If a line of the records contains the word "into", list it.

Items from a figure collection:
....
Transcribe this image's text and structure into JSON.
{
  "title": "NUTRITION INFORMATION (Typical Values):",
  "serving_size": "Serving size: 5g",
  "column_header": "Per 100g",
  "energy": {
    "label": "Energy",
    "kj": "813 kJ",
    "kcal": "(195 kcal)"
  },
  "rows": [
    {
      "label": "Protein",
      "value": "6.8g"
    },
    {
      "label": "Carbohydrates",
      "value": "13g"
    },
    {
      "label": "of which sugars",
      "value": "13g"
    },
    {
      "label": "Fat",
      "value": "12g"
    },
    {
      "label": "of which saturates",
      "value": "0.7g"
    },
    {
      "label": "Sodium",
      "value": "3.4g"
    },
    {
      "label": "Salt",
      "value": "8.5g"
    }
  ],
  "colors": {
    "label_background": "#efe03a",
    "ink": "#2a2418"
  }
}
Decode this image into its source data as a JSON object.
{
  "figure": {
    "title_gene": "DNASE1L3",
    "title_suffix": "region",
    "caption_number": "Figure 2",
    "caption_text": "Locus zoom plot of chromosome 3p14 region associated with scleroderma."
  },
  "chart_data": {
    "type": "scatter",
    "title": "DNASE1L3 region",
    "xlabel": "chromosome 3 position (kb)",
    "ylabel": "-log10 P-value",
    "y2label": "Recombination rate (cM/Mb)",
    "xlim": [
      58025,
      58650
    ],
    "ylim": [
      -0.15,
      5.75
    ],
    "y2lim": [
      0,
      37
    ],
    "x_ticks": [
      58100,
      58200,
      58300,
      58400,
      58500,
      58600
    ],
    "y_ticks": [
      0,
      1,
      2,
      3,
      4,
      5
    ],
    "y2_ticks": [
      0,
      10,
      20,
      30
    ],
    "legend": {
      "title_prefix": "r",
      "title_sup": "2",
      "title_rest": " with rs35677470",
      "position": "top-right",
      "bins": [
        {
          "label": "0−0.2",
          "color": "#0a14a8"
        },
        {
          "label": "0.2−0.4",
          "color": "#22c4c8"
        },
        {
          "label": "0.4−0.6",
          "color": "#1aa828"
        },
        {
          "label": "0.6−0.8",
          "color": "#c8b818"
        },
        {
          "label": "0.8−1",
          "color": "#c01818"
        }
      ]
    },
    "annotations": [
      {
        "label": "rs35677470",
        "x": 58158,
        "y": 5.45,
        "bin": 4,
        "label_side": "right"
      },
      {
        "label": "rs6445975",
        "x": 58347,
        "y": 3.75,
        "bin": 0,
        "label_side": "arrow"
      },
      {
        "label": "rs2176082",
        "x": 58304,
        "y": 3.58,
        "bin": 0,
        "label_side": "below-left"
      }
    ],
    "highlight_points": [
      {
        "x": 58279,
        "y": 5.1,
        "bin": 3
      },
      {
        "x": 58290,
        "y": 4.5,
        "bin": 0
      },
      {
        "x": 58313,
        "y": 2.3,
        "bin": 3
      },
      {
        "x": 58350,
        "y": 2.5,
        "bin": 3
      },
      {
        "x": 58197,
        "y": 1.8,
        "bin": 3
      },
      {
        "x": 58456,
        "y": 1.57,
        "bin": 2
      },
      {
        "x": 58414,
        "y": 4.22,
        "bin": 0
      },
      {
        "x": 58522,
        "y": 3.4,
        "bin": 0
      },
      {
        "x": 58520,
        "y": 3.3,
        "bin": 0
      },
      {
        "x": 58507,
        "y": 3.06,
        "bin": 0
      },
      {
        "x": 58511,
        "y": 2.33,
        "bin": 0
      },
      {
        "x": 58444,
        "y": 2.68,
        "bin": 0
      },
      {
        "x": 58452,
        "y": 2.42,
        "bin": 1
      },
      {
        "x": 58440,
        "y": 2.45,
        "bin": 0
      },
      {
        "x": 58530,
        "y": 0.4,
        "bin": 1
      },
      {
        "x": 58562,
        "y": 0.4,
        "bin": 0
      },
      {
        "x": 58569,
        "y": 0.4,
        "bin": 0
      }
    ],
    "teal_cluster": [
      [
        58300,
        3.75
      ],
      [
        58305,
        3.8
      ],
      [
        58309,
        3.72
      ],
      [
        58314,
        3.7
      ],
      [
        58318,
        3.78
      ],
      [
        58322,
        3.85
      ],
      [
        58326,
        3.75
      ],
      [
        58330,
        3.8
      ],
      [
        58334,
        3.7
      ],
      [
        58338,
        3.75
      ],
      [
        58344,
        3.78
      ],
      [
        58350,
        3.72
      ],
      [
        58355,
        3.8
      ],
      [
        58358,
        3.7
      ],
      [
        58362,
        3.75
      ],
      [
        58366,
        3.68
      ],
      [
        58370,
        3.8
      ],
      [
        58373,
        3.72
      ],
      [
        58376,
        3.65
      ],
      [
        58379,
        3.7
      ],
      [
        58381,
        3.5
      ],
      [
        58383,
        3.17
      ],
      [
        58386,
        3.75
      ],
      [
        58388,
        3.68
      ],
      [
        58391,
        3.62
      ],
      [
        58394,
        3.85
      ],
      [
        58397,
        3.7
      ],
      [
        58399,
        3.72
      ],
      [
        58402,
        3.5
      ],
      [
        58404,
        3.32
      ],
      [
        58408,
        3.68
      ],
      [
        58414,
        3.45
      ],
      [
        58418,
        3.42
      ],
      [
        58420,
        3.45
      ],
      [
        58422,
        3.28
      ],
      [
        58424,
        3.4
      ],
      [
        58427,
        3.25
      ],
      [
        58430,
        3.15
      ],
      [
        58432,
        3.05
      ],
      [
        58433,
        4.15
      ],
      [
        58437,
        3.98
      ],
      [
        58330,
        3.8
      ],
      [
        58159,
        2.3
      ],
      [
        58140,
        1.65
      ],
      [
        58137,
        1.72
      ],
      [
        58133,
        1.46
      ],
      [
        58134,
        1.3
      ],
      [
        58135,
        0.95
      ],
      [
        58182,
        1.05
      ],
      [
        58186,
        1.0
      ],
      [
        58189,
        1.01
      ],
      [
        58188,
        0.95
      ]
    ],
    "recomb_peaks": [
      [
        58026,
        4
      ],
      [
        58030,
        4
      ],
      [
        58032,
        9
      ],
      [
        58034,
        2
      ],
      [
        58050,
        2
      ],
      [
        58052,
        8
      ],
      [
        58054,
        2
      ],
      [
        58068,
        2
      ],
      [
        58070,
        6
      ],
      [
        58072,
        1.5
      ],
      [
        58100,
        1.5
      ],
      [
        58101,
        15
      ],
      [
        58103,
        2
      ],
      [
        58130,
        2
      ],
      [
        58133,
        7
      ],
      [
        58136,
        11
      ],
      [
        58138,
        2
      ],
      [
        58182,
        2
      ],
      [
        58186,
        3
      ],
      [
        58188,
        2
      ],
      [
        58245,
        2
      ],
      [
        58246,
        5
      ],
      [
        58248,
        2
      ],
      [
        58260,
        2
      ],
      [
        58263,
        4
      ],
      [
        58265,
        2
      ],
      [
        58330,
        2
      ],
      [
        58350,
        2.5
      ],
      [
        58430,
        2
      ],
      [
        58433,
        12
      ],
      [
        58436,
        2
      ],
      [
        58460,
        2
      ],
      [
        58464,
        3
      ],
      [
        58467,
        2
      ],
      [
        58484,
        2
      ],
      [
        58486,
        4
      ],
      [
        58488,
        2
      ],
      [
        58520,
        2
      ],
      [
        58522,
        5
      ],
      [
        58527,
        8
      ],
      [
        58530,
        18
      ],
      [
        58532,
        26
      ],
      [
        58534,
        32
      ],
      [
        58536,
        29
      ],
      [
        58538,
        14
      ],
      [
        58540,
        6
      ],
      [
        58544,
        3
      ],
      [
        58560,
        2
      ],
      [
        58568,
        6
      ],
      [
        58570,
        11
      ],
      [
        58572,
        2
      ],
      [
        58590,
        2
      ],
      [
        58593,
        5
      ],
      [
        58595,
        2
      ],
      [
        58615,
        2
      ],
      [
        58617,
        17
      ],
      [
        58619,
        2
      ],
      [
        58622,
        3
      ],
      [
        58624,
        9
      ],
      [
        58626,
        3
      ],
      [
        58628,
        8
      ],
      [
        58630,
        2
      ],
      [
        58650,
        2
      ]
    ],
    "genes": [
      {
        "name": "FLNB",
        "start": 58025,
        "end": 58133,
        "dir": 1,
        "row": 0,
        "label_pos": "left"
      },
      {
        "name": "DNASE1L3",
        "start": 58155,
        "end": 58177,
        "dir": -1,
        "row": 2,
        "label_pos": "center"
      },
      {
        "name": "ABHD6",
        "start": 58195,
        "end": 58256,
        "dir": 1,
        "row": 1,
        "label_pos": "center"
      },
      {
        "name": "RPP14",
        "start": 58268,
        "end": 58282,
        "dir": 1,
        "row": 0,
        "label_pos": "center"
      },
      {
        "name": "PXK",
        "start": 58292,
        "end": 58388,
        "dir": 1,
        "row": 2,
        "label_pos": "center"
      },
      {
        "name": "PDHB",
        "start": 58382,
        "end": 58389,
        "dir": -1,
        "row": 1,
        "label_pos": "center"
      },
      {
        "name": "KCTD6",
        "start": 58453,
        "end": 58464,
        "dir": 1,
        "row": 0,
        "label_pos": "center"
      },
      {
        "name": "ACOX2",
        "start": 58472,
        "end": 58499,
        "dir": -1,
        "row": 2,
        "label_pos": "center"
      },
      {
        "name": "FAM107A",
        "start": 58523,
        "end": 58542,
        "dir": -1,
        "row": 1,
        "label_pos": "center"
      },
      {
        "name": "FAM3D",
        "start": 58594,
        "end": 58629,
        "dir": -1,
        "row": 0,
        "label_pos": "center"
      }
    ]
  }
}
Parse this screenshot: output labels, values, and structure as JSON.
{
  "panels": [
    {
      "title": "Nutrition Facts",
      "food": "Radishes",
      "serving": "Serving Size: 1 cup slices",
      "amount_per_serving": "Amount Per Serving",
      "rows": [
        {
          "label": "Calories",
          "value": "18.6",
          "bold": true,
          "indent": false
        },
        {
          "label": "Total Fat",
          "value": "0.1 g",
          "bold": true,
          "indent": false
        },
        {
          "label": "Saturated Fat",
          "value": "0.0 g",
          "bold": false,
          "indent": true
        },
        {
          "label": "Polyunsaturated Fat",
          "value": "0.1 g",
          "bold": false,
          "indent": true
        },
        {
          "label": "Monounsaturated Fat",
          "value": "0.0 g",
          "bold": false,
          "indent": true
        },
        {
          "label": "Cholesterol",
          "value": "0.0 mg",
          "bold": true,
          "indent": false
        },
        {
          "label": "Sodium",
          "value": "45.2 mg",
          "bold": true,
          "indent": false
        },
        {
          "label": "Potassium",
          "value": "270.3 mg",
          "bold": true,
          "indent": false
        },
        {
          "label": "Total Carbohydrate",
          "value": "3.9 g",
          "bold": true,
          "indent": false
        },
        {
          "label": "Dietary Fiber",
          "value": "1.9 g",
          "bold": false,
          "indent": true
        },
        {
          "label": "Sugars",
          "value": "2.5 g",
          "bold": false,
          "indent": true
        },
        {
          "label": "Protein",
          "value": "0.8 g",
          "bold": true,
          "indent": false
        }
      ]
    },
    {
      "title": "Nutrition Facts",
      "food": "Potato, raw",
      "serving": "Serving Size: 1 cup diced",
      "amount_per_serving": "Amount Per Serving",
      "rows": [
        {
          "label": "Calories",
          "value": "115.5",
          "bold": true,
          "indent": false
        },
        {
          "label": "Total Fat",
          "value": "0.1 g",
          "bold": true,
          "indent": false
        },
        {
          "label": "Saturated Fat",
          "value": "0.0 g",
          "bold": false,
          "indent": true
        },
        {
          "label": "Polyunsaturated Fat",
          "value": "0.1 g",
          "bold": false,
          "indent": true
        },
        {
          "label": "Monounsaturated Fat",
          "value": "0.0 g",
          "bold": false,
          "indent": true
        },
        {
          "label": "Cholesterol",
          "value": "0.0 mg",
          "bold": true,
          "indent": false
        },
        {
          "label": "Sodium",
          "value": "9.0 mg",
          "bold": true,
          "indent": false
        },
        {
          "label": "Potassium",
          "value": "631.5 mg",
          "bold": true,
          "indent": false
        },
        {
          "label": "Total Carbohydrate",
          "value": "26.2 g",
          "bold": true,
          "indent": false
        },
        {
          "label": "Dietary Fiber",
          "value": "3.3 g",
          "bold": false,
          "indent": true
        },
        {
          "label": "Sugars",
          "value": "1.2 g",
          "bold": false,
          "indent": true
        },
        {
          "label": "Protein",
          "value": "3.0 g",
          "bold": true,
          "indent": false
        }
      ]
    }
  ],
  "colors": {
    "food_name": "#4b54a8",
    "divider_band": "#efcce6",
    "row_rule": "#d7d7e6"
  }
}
....
_Response to this task:_
Transcribe this image's text and structure into JSON.
Decode this image into its source data as a JSON object.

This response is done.